>> Start Supplied passage
- Film poster
- Directed by: Valeria Golino
- Written by: Francesca Marciano Valeria Golino Valia Santella
- Based on: novel A nome tuo by Mauro Covacich
- Produced by: Viola Prestieri Riccardo Scamarcio
- Starring: Jasmine Trinca; Carlo Cecchi; Libero De Rienzo; Vinicio Marchioni; Iaia Forte; Roberto De Francesco;
- Cinematography: Gergely Pohárnok
- Edited by: Giogiò Franchini
- Distributed by: BIM Distribuzione (Italy)
- Release date: 1 May 2013;
- Running time: 96 minutes
- Country: Italy
- Language: Italian

= Miele (film) =

2013 film

Miele is a 2013 Italian drama film directed by Valeria Golino. It was screened in the Un Certain Regard section at the 2013 Cannes Film Festival where it won a commendation from the Ecumenical Jury. It was also nominated for the 2013 Lux Prize.

==Cast==
- Jasmine Trinca as Irene/Miele
- Carlo Cecchi as Carlo Grimaldi
- Libero De Rienzo as Rocco
- Vinicio Marchioni as Stefano
- Iaia Forte as Clelia
- Roberto De Francesco as Filippo
- Barbara Ronchi as Sandra
- Massimiliano Iacolucci as Irene's father
- Claudio Guain as Ennio
- Valeria Bilello as Irene's mother

==Reception==
===Critical response===
Miele has an approval rating of 100% on review aggregator website Rotten Tomatoes, based on 16 reviews, and an average rating of 7.5/10. Metacritic assigned the film a weighted average score of 75 out of 100, based on 7 critics, indicating generally favorable reviews.
>> End Supplied passage
>> Start Material
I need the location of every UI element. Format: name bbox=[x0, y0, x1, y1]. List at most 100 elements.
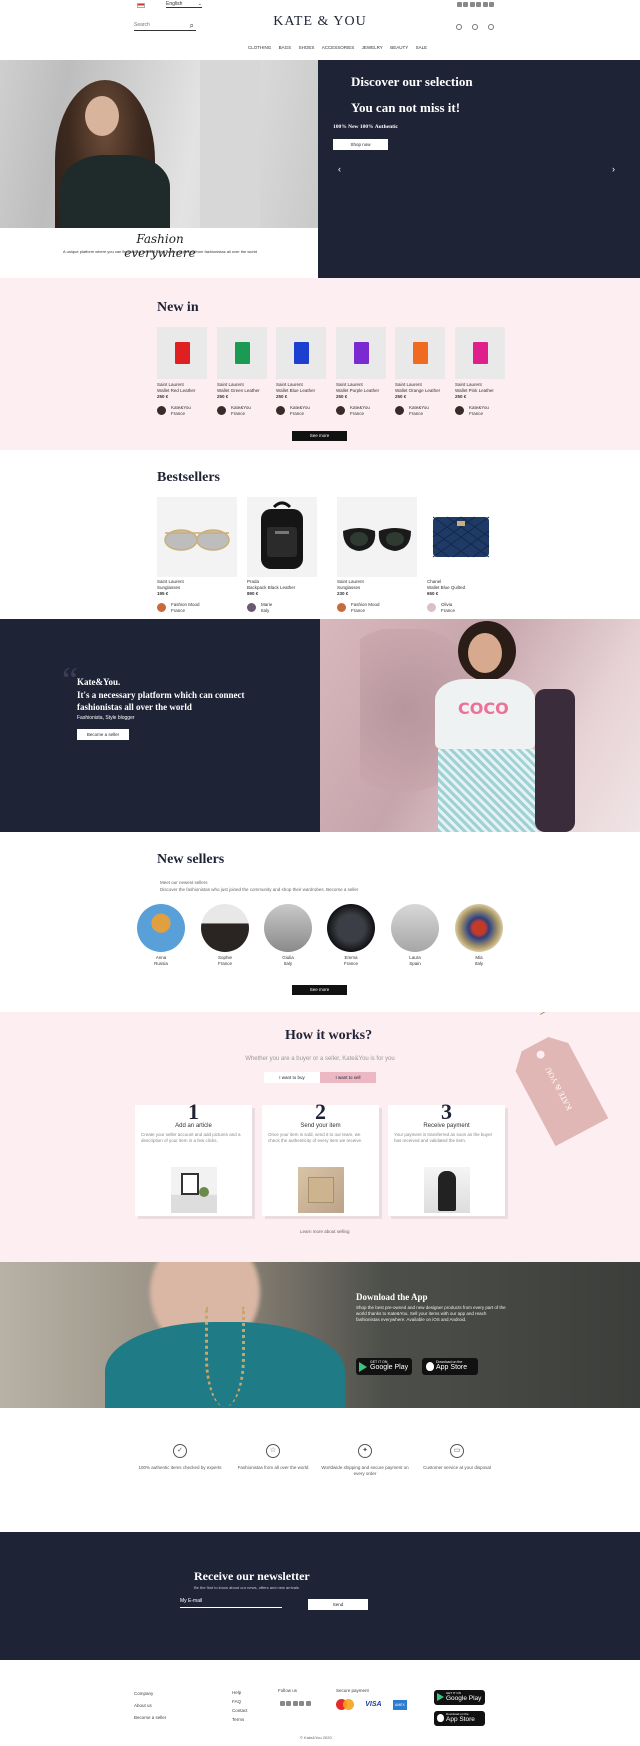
>> End Material
Problem to work on:
Reproduce the full film article on Miele word for word. Work only from the film article, not from the data.

Reply to the exercise:
- Film poster
- Directed by: Valeria Golino
- Written by: Francesca Marciano Valeria Golino Valia Santella
- Based on: novel A nome tuo by Mauro Covacich
- Produced by: Viola Prestieri Riccardo Scamarcio
- Starring: Jasmine Trinca; Carlo Cecchi; Libero De Rienzo; Vinicio Marchioni; Iaia Forte; Roberto De Francesco;
- Cinematography: Gergely Pohárnok
- Edited by: Giogiò Franchini
- Distributed by: BIM Distribuzione (Italy)
- Release date: 1 May 2013;
- Running time: 96 minutes
- Country: Italy
- Language: Italian

= Miele (film) =

2013 film

Miele is a 2013 Italian drama film directed by Valeria Golino. It was screened in the Un Certain Regard section at the 2013 Cannes Film Festival where it won a commendation from the Ecumenical Jury. It was also nominated for the 2013 Lux Prize.

==Cast==
- Jasmine Trinca as Irene/Miele
- Carlo Cecchi as Carlo Grimaldi
- Libero De Rienzo as Rocco
- Vinicio Marchioni as Stefano
- Iaia Forte as Clelia
- Roberto De Francesco as Filippo
- Barbara Ronchi as Sandra
- Massimiliano Iacolucci as Irene's father
- Claudio Guain as Ennio
- Valeria Bilello as Irene's mother

==Reception==
===Critical response===
Miele has an approval rating of 100% on review aggregator website Rotten Tomatoes, based on 16 reviews, and an average rating of 7.5/10. Metacritic assigned the film a weighted average score of 75 out of 100, based on 7 critics, indicating generally favorable reviews.